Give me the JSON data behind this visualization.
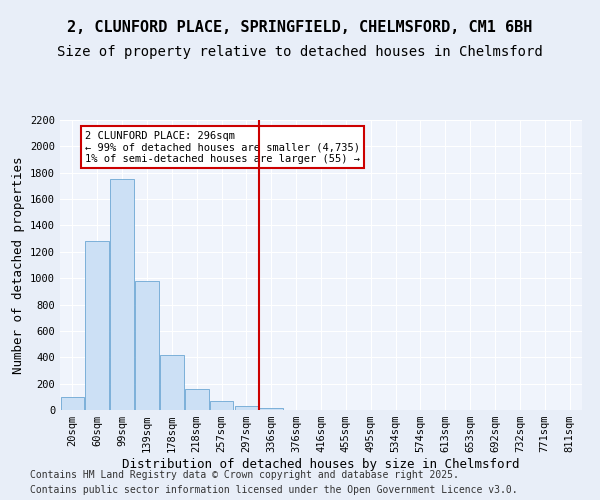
{
  "title_line1": "2, CLUNFORD PLACE, SPRINGFIELD, CHELMSFORD, CM1 6BH",
  "title_line2": "Size of property relative to detached houses in Chelmsford",
  "xlabel": "Distribution of detached houses by size in Chelmsford",
  "ylabel": "Number of detached properties",
  "bins": [
    "20sqm",
    "60sqm",
    "99sqm",
    "139sqm",
    "178sqm",
    "218sqm",
    "257sqm",
    "297sqm",
    "336sqm",
    "376sqm",
    "416sqm",
    "455sqm",
    "495sqm",
    "534sqm",
    "574sqm",
    "613sqm",
    "653sqm",
    "692sqm",
    "732sqm",
    "771sqm",
    "811sqm"
  ],
  "values": [
    100,
    1280,
    1750,
    975,
    415,
    160,
    70,
    30,
    15,
    0,
    0,
    0,
    0,
    0,
    0,
    0,
    0,
    0,
    0,
    0,
    0
  ],
  "bar_color": "#cce0f5",
  "bar_edge_color": "#5599cc",
  "vline_x": 7.5,
  "vline_color": "#cc0000",
  "annotation_text": "2 CLUNFORD PLACE: 296sqm\n← 99% of detached houses are smaller (4,735)\n1% of semi-detached houses are larger (55) →",
  "annotation_box_color": "#ffffff",
  "annotation_box_edge": "#cc0000",
  "ylim": [
    0,
    2200
  ],
  "yticks": [
    0,
    200,
    400,
    600,
    800,
    1000,
    1200,
    1400,
    1600,
    1800,
    2000,
    2200
  ],
  "footer_line1": "Contains HM Land Registry data © Crown copyright and database right 2025.",
  "footer_line2": "Contains public sector information licensed under the Open Government Licence v3.0.",
  "bg_color": "#e8eef8",
  "plot_bg_color": "#f0f4fc",
  "grid_color": "#ffffff",
  "title_fontsize": 11,
  "subtitle_fontsize": 10,
  "axis_label_fontsize": 9,
  "tick_fontsize": 7.5,
  "footer_fontsize": 7
}
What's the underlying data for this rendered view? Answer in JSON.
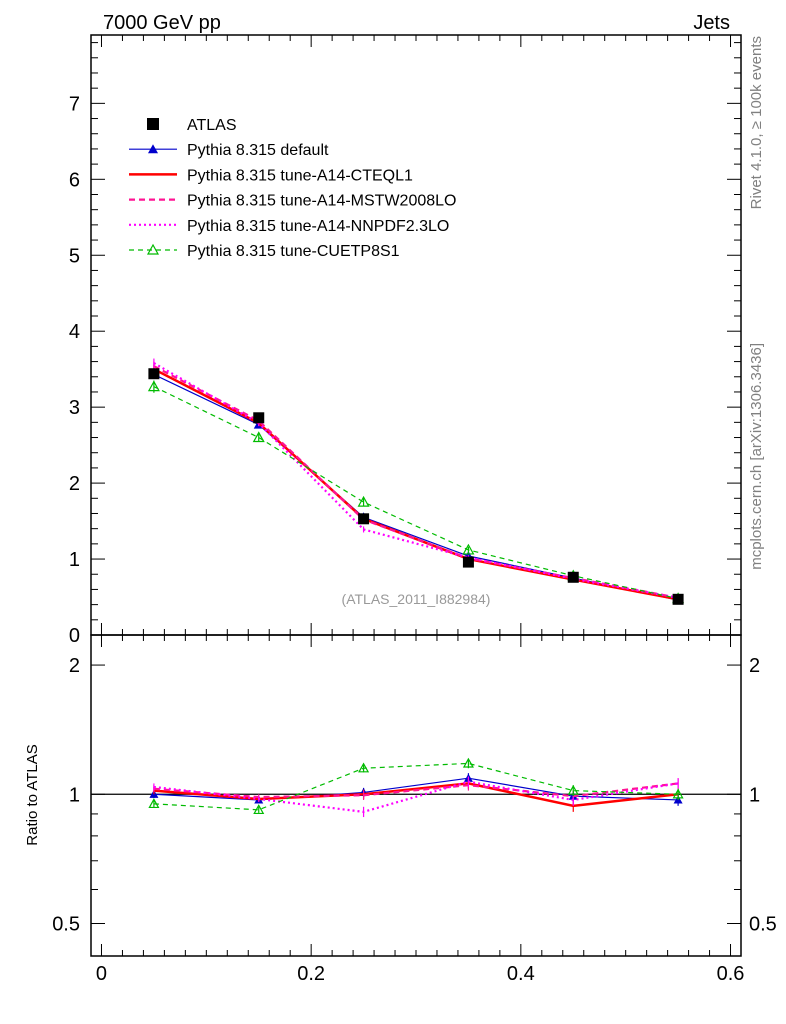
{
  "header": {
    "left": "7000 GeV pp",
    "right": "Jets"
  },
  "side_labels": {
    "rivet": "Rivet 4.1.0, ≥ 100k events",
    "mcplots": "mcplots.cern.ch [arXiv:1306.3436]"
  },
  "chart_data": {
    "type": "line",
    "analysis_label": "(ATLAS_2011_I882984)",
    "x": [
      0.05,
      0.15,
      0.25,
      0.35,
      0.45,
      0.55
    ],
    "xlim": [
      -0.01,
      0.61
    ],
    "xticks": [
      "0",
      "0.2",
      "0.4",
      "0.6"
    ],
    "main": {
      "ylim": [
        0,
        7.9
      ],
      "yticks": [
        "0",
        "1",
        "2",
        "3",
        "4",
        "5",
        "6",
        "7"
      ]
    },
    "ratio": {
      "ylabel": "Ratio to ATLAS",
      "ylim": [
        0.42,
        2.35
      ],
      "yticks": [
        "0.5",
        "1",
        "2"
      ],
      "reference": 1.0
    },
    "series": [
      {
        "name": "ATLAS",
        "color": "#000000",
        "style": "data",
        "values": [
          3.44,
          2.86,
          1.53,
          0.96,
          0.76,
          0.47
        ],
        "errors": [
          0.03,
          0.03,
          0.03,
          0.03,
          0.02,
          0.02
        ]
      },
      {
        "name": "Pythia 8.315 default",
        "color": "#0000cc",
        "style": "solid-thin",
        "marker": "triangle",
        "values": [
          3.43,
          2.77,
          1.55,
          1.04,
          0.75,
          0.46
        ],
        "errors": [
          0.06,
          0.04,
          0.04,
          0.03,
          0.03,
          0.02
        ],
        "ratio": [
          1.0,
          0.97,
          1.01,
          1.09,
          0.99,
          0.97
        ],
        "ratio_errors": [
          0.02,
          0.015,
          0.025,
          0.03,
          0.03,
          0.03
        ]
      },
      {
        "name": "Pythia 8.315 tune-A14-CTEQL1",
        "color": "#ff0000",
        "style": "solid-thick",
        "values": [
          3.5,
          2.79,
          1.53,
          1.0,
          0.73,
          0.47
        ],
        "errors": [
          0.06,
          0.04,
          0.04,
          0.03,
          0.03,
          0.02
        ],
        "ratio": [
          1.02,
          0.975,
          1.0,
          1.06,
          0.94,
          1.0
        ],
        "ratio_errors": [
          0.02,
          0.015,
          0.025,
          0.03,
          0.03,
          0.03
        ]
      },
      {
        "name": "Pythia 8.315 tune-A14-MSTW2008LO",
        "color": "#ff1493",
        "style": "dashed",
        "values": [
          3.54,
          2.82,
          1.52,
          1.01,
          0.75,
          0.49
        ],
        "errors": [
          0.06,
          0.04,
          0.04,
          0.03,
          0.03,
          0.02
        ],
        "ratio": [
          1.03,
          0.985,
          0.995,
          1.05,
          0.99,
          1.06
        ],
        "ratio_errors": [
          0.02,
          0.015,
          0.025,
          0.03,
          0.03,
          0.03
        ]
      },
      {
        "name": "Pythia 8.315 tune-A14-NNPDF2.3LO",
        "color": "#ff00ff",
        "style": "dotted",
        "values": [
          3.58,
          2.79,
          1.39,
          1.02,
          0.74,
          0.49
        ],
        "errors": [
          0.06,
          0.04,
          0.04,
          0.03,
          0.03,
          0.02
        ],
        "ratio": [
          1.04,
          0.975,
          0.91,
          1.07,
          0.97,
          1.06
        ],
        "ratio_errors": [
          0.02,
          0.015,
          0.025,
          0.03,
          0.03,
          0.03
        ]
      },
      {
        "name": "Pythia 8.315 tune-CUETP8S1",
        "color": "#00bb00",
        "style": "dashed-open-triangle",
        "values": [
          3.27,
          2.6,
          1.75,
          1.12,
          0.78,
          0.48
        ],
        "errors": [
          0.08,
          0.05,
          0.05,
          0.04,
          0.03,
          0.02
        ],
        "ratio": [
          0.95,
          0.92,
          1.15,
          1.18,
          1.02,
          1.0
        ],
        "ratio_errors": [
          0.02,
          0.015,
          0.025,
          0.03,
          0.03,
          0.03
        ]
      }
    ]
  }
}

########

_GIVEN INSTRUCTION_.
Note every line above where the string "Contains" shows up, and copy those lines.

_SOLUTION_.
  "footer_line1": "Contains HM Land Registry data © Crown copyright and database right 2025.",
  "footer_line2": "Contains public sector information licensed under the Open Government Licence v3.0.",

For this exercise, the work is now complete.